** START OF RECORDS FOR THE TASK **
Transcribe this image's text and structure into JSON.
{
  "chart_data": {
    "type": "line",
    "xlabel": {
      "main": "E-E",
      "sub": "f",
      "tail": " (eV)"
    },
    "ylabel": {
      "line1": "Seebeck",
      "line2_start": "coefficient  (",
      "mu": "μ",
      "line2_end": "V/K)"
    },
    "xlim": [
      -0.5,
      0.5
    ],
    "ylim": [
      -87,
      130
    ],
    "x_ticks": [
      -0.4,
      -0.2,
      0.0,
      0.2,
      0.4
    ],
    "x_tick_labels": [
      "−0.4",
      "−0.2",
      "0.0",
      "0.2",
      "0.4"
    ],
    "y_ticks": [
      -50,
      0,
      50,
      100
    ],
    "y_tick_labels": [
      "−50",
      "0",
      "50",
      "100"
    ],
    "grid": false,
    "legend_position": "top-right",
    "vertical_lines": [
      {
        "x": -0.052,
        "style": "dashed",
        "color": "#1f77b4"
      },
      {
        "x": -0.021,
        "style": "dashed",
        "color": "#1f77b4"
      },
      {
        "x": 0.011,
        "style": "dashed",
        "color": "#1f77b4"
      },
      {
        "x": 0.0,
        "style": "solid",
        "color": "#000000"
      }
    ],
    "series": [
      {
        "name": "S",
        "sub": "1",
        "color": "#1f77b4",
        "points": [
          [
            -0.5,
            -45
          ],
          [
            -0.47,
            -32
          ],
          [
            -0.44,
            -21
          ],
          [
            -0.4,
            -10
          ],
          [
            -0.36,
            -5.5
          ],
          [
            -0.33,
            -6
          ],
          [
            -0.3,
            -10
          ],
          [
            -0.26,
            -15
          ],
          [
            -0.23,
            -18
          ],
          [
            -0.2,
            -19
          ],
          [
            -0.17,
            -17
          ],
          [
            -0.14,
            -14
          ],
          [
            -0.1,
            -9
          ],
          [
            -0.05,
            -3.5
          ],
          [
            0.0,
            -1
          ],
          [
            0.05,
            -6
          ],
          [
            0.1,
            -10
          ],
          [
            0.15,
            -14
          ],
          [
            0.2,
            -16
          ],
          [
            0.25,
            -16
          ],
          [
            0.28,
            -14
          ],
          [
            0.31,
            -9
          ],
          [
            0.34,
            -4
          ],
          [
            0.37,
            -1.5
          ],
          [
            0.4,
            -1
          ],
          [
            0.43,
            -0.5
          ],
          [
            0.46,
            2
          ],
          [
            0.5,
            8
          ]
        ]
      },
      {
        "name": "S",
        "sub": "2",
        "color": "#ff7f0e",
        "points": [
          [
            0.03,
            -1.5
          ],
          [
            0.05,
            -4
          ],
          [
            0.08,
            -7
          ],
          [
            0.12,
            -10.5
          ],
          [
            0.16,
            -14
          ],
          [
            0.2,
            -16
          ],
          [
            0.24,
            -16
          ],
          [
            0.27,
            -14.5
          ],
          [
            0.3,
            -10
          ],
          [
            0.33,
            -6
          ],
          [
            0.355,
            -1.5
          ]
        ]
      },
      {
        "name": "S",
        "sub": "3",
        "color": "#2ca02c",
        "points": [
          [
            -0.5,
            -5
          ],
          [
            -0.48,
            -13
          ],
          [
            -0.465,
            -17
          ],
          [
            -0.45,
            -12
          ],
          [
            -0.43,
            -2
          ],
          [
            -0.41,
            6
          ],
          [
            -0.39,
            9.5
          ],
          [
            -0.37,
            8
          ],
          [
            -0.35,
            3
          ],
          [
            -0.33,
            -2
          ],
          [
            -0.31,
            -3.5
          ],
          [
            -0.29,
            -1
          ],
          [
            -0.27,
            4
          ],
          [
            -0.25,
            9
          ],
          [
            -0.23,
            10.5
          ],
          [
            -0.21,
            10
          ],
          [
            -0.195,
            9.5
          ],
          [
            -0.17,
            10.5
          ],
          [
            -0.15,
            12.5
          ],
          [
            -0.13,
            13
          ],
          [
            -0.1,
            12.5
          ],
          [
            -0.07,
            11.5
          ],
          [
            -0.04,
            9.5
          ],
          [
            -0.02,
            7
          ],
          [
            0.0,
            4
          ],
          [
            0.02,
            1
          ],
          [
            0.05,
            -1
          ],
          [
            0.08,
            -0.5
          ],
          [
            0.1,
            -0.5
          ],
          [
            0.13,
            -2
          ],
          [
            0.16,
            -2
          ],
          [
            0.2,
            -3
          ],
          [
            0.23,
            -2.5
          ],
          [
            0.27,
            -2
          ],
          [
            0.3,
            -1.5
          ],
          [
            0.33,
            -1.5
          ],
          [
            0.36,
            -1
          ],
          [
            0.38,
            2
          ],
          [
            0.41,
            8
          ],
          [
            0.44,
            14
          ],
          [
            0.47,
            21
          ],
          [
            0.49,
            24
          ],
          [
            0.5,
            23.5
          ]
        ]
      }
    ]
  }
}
** END OF RECORDS FOR THE TASK **
EXERCISE INSTRUCTIONS:
Write the material out again word for word.

THE RESULT:
Transcribe this image's text and structure into JSON.
{
  "chart_data": {
    "type": "line",
    "xlabel": {
      "main": "E-E",
      "sub": "f",
      "tail": " (eV)"
    },
    "ylabel": {
      "line1": "Seebeck",
      "line2_start": "coefficient  (",
      "mu": "μ",
      "line2_end": "V/K)"
    },
    "xlim": [
      -0.5,
      0.5
    ],
    "ylim": [
      -87,
      130
    ],
    "x_ticks": [
      -0.4,
      -0.2,
      0.0,
      0.2,
      0.4
    ],
    "x_tick_labels": [
      "−0.4",
      "−0.2",
      "0.0",
      "0.2",
      "0.4"
    ],
    "y_ticks": [
      -50,
      0,
      50,
      100
    ],
    "y_tick_labels": [
      "−50",
      "0",
      "50",
      "100"
    ],
    "grid": false,
    "legend_position": "top-right",
    "vertical_lines": [
      {
        "x": -0.052,
        "style": "dashed",
        "color": "#1f77b4"
      },
      {
        "x": -0.021,
        "style": "dashed",
        "color": "#1f77b4"
      },
      {
        "x": 0.011,
        "style": "dashed",
        "color": "#1f77b4"
      },
      {
        "x": 0.0,
        "style": "solid",
        "color": "#000000"
      }
    ],
    "series": [
      {
        "name": "S",
        "sub": "1",
        "color": "#1f77b4",
        "points": [
          [
            -0.5,
            -45
          ],
          [
            -0.47,
            -32
          ],
          [
            -0.44,
            -21
          ],
          [
            -0.4,
            -10
          ],
          [
            -0.36,
            -5.5
          ],
          [
            -0.33,
            -6
          ],
          [
            -0.3,
            -10
          ],
          [
            -0.26,
            -15
          ],
          [
            -0.23,
            -18
          ],
          [
            -0.2,
            -19
          ],
          [
            -0.17,
            -17
          ],
          [
            -0.14,
            -14
          ],
          [
            -0.1,
            -9
          ],
          [
            -0.05,
            -3.5
          ],
          [
            0.0,
            -1
          ],
          [
            0.05,
            -6
          ],
          [
            0.1,
            -10
          ],
          [
            0.15,
            -14
          ],
          [
            0.2,
            -16
          ],
          [
            0.25,
            -16
          ],
          [
            0.28,
            -14
          ],
          [
            0.31,
            -9
          ],
          [
            0.34,
            -4
          ],
          [
            0.37,
            -1.5
          ],
          [
            0.4,
            -1
          ],
          [
            0.43,
            -0.5
          ],
          [
            0.46,
            2
          ],
          [
            0.5,
            8
          ]
        ]
      },
      {
        "name": "S",
        "sub": "2",
        "color": "#ff7f0e",
        "points": [
          [
            0.03,
            -1.5
          ],
          [
            0.05,
            -4
          ],
          [
            0.08,
            -7
          ],
          [
            0.12,
            -10.5
          ],
          [
            0.16,
            -14
          ],
          [
            0.2,
            -16
          ],
          [
            0.24,
            -16
          ],
          [
            0.27,
            -14.5
          ],
          [
            0.3,
            -10
          ],
          [
            0.33,
            -6
          ],
          [
            0.355,
            -1.5
          ]
        ]
      },
      {
        "name": "S",
        "sub": "3",
        "color": "#2ca02c",
        "points": [
          [
            -0.5,
            -5
          ],
          [
            -0.48,
            -13
          ],
          [
            -0.465,
            -17
          ],
          [
            -0.45,
            -12
          ],
          [
            -0.43,
            -2
          ],
          [
            -0.41,
            6
          ],
          [
            -0.39,
            9.5
          ],
          [
            -0.37,
            8
          ],
          [
            -0.35,
            3
          ],
          [
            -0.33,
            -2
          ],
          [
            -0.31,
            -3.5
          ],
          [
            -0.29,
            -1
          ],
          [
            -0.27,
            4
          ],
          [
            -0.25,
            9
          ],
          [
            -0.23,
            10.5
          ],
          [
            -0.21,
            10
          ],
          [
            -0.195,
            9.5
          ],
          [
            -0.17,
            10.5
          ],
          [
            -0.15,
            12.5
          ],
          [
            -0.13,
            13
          ],
          [
            -0.1,
            12.5
          ],
          [
            -0.07,
            11.5
          ],
          [
            -0.04,
            9.5
          ],
          [
            -0.02,
            7
          ],
          [
            0.0,
            4
          ],
          [
            0.02,
            1
          ],
          [
            0.05,
            -1
          ],
          [
            0.08,
            -0.5
          ],
          [
            0.1,
            -0.5
          ],
          [
            0.13,
            -2
          ],
          [
            0.16,
            -2
          ],
          [
            0.2,
            -3
          ],
          [
            0.23,
            -2.5
          ],
          [
            0.27,
            -2
          ],
          [
            0.3,
            -1.5
          ],
          [
            0.33,
            -1.5
          ],
          [
            0.36,
            -1
          ],
          [
            0.38,
            2
          ],
          [
            0.41,
            8
          ],
          [
            0.44,
            14
          ],
          [
            0.47,
            21
          ],
          [
            0.49,
            24
          ],
          [
            0.5,
            23.5
          ]
        ]
      }
    ]
  }
}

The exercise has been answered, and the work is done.